* **WHAT THE EXERCISE ASKS**:
Output each line of the material exactly as it stands.
··· MATERIAL SHOWN
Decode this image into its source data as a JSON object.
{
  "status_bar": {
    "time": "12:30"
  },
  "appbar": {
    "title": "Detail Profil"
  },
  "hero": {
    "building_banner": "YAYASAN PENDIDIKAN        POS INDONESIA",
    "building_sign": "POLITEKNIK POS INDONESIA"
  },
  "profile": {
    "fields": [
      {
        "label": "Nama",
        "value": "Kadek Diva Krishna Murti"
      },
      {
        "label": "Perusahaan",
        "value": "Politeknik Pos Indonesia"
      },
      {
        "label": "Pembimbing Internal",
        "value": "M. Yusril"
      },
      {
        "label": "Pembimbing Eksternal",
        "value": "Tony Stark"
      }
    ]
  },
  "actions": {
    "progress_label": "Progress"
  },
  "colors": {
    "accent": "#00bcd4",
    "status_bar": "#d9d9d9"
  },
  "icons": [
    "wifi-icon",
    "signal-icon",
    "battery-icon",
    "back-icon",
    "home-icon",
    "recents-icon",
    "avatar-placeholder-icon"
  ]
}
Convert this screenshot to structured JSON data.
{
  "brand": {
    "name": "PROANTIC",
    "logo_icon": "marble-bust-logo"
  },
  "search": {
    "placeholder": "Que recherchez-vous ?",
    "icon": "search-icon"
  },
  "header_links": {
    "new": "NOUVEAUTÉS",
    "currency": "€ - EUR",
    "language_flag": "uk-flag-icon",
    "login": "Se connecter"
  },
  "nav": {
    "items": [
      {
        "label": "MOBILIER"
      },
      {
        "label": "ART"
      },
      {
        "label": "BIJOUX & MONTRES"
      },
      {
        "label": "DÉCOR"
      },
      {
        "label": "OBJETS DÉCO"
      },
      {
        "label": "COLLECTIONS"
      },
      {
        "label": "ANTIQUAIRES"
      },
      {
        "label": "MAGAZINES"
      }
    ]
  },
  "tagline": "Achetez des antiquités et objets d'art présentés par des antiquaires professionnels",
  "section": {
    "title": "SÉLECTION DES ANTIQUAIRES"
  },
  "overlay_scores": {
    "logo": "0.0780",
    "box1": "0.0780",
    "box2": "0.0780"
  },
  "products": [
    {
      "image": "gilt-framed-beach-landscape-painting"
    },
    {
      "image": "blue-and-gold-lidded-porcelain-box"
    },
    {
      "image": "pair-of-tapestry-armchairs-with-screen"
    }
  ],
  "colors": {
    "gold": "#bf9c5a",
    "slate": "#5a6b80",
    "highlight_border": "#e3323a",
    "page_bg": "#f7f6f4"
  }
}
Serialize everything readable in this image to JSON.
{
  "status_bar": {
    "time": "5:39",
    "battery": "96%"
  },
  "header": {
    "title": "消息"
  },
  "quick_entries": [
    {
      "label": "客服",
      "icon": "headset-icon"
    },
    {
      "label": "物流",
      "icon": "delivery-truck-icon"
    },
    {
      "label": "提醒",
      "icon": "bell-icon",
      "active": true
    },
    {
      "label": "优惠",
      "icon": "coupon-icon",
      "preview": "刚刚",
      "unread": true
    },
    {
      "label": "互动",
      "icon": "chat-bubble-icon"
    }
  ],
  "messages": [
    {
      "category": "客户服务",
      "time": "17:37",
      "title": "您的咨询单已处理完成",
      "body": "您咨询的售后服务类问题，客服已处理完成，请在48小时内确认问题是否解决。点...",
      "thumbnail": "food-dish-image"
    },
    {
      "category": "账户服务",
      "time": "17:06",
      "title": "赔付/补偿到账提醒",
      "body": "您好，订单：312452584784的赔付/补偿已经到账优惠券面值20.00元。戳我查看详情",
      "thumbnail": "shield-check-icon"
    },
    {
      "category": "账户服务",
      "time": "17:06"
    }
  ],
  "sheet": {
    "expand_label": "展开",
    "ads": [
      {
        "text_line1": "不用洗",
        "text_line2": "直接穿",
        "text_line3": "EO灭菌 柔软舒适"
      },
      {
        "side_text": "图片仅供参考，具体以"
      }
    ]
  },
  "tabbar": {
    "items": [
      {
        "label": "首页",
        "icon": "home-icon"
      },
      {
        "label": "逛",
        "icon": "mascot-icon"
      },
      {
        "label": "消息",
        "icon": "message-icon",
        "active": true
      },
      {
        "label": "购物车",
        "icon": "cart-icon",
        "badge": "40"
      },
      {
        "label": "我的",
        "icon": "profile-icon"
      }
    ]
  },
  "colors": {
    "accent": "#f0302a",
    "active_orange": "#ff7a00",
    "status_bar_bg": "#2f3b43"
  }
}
······
* **SOLUTION TO THE EXERCISE**:
Decode this image into its source data as a JSON object.
{
  "status_bar": {
    "time": "12:30"
  },
  "appbar": {
    "title": "Detail Profil"
  },
  "hero": {
    "building_banner": "YAYASAN PENDIDIKAN        POS INDONESIA",
    "building_sign": "POLITEKNIK POS INDONESIA"
  },
  "profile": {
    "fields": [
      {
        "label": "Nama",
        "value": "Kadek Diva Krishna Murti"
      },
      {
        "label": "Perusahaan",
        "value": "Politeknik Pos Indonesia"
      },
      {
        "label": "Pembimbing Internal",
        "value": "M. Yusril"
      },
      {
        "label": "Pembimbing Eksternal",
        "value": "Tony Stark"
      }
    ]
  },
  "actions": {
    "progress_label": "Progress"
  },
  "colors": {
    "accent": "#00bcd4",
    "status_bar": "#d9d9d9"
  },
  "icons": [
    "wifi-icon",
    "signal-icon",
    "battery-icon",
    "back-icon",
    "home-icon",
    "recents-icon",
    "avatar-placeholder-icon"
  ]
}
Convert this screenshot to structured JSON data.
{
  "brand": {
    "name": "PROANTIC",
    "logo_icon": "marble-bust-logo"
  },
  "search": {
    "placeholder": "Que recherchez-vous ?",
    "icon": "search-icon"
  },
  "header_links": {
    "new": "NOUVEAUTÉS",
    "currency": "€ - EUR",
    "language_flag": "uk-flag-icon",
    "login": "Se connecter"
  },
  "nav": {
    "items": [
      {
        "label": "MOBILIER"
      },
      {
        "label": "ART"
      },
      {
        "label": "BIJOUX & MONTRES"
      },
      {
        "label": "DÉCOR"
      },
      {
        "label": "OBJETS DÉCO"
      },
      {
        "label": "COLLECTIONS"
      },
      {
        "label": "ANTIQUAIRES"
      },
      {
        "label": "MAGAZINES"
      }
    ]
  },
  "tagline": "Achetez des antiquités et objets d'art présentés par des antiquaires professionnels",
  "section": {
    "title": "SÉLECTION DES ANTIQUAIRES"
  },
  "overlay_scores": {
    "logo": "0.0780",
    "box1": "0.0780",
    "box2": "0.0780"
  },
  "products": [
    {
      "image": "gilt-framed-beach-landscape-painting"
    },
    {
      "image": "blue-and-gold-lidded-porcelain-box"
    },
    {
      "image": "pair-of-tapestry-armchairs-with-screen"
    }
  ],
  "colors": {
    "gold": "#bf9c5a",
    "slate": "#5a6b80",
    "highlight_border": "#e3323a",
    "page_bg": "#f7f6f4"
  }
}
Serialize everything readable in this image to JSON.
{
  "status_bar": {
    "time": "5:39",
    "battery": "96%"
  },
  "header": {
    "title": "消息"
  },
  "quick_entries": [
    {
      "label": "客服",
      "icon": "headset-icon"
    },
    {
      "label": "物流",
      "icon": "delivery-truck-icon"
    },
    {
      "label": "提醒",
      "icon": "bell-icon",
      "active": true
    },
    {
      "label": "优惠",
      "icon": "coupon-icon",
      "preview": "刚刚",
      "unread": true
    },
    {
      "label": "互动",
      "icon": "chat-bubble-icon"
    }
  ],
  "messages": [
    {
      "category": "客户服务",
      "time": "17:37",
      "title": "您的咨询单已处理完成",
      "body": "您咨询的售后服务类问题，客服已处理完成，请在48小时内确认问题是否解决。点...",
      "thumbnail": "food-dish-image"
    },
    {
      "category": "账户服务",
      "time": "17:06",
      "title": "赔付/补偿到账提醒",
      "body": "您好，订单：312452584784的赔付/补偿已经到账优惠券面值20.00元。戳我查看详情",
      "thumbnail": "shield-check-icon"
    },
    {
      "category": "账户服务",
      "time": "17:06"
    }
  ],
  "sheet": {
    "expand_label": "展开",
    "ads": [
      {
        "text_line1": "不用洗",
        "text_line2": "直接穿",
        "text_line3": "EO灭菌 柔软舒适"
      },
      {
        "side_text": "图片仅供参考，具体以"
      }
    ]
  },
  "tabbar": {
    "items": [
      {
        "label": "首页",
        "icon": "home-icon"
      },
      {
        "label": "逛",
        "icon": "mascot-icon"
      },
      {
        "label": "消息",
        "icon": "message-icon",
        "active": true
      },
      {
        "label": "购物车",
        "icon": "cart-icon",
        "badge": "40"
      },
      {
        "label": "我的",
        "icon": "profile-icon"
      }
    ]
  },
  "colors": {
    "accent": "#f0302a",
    "active_orange": "#ff7a00",
    "status_bar_bg": "#2f3b43"
  }
}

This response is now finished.